--- START Selected passage ---

Lys (/fr/; Lo Lis) is a commune in the Pyrénées-Atlantiques department in southwestern France.

==Geography==
===Hydrography===
The river Landistou, a 12.5 km long tributary of the Béez, passes through the village Lys. Several tributaries of the Landistou (Betbeder, Bonnasserre, Chourrup, Lazerau, Lespereu) also pass through the commune. The northern part of the commune is drained by the river Luz, a 15.2 km long tributary of the Gave de Pau, and some of its tributaries (Gest, Herran, Luz de Casalis). The southern part of the commune is drained by the stream Ruisseau de la Fontaine de Mesplé (Béez basin), and its tributary Ruisseau de Subercase.

--- END Selected passage ---

- [What the task requires]: Continue the passage about the commune of Lys from where it stops.

--- START Dataset content ---

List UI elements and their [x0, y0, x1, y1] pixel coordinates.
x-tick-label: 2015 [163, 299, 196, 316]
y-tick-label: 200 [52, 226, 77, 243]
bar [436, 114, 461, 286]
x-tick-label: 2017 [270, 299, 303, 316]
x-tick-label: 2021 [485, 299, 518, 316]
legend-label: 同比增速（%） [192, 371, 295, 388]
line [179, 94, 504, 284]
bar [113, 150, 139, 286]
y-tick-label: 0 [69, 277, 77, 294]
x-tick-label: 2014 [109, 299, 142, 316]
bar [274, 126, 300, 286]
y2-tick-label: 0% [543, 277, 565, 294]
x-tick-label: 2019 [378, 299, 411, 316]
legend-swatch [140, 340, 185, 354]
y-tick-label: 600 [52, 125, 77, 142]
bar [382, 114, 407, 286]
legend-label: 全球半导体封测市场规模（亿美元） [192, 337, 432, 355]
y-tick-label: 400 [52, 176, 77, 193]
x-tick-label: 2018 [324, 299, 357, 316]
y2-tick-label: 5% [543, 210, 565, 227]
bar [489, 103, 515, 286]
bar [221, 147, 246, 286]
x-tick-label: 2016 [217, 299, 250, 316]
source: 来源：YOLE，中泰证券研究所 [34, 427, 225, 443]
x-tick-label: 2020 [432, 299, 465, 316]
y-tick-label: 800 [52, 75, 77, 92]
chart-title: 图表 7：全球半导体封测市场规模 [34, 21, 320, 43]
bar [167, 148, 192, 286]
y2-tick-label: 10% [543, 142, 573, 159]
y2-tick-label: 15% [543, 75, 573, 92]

--- END Dataset content ---

- [Result below]:
===Localities and Hamlets===
- lou Boscq
- Vic de Hoges de Baix
- Vic de Hoges de Haut
- Vic de Lis de Baix
- Vic de Lis de Haut

===Surrounding Communities===
- Sévignacq-Meyracq to the north
- Haut-de-Bosdarros to the northeast
- Bruges-Capbis-Mifaget to the east
- Sainte-Colome to the southwest
- Louvie-Juzon to the south

==Toponymy==
The name Lys appears as Lis-Sainte-Colomme (Lily Saint Colomme) from the 1721 census. The name comes from Gascony, and means 'flat land'.

==History==
Lys was formerly an annex of Sainte-Colome until it acquired municipality status in 1858.

==Administration==
The current mayor is Nadège Poueymirou Bouchet, in office since 2020.

The town is part of the following intercommunal structures:
- Communauté de communes de la Vallée d'Ossau (Ossau Valley)
- Syndicat de la perception d'Arudy
- SIVU d'assainissement (sanitation) de la vallée d'Ossau
- Ossau Valley water union
- Lower Ossau electric union

==Economy==
The town's economy is primarily oriented toward agriculture and livestock (sheep, cattle, pigs, mules).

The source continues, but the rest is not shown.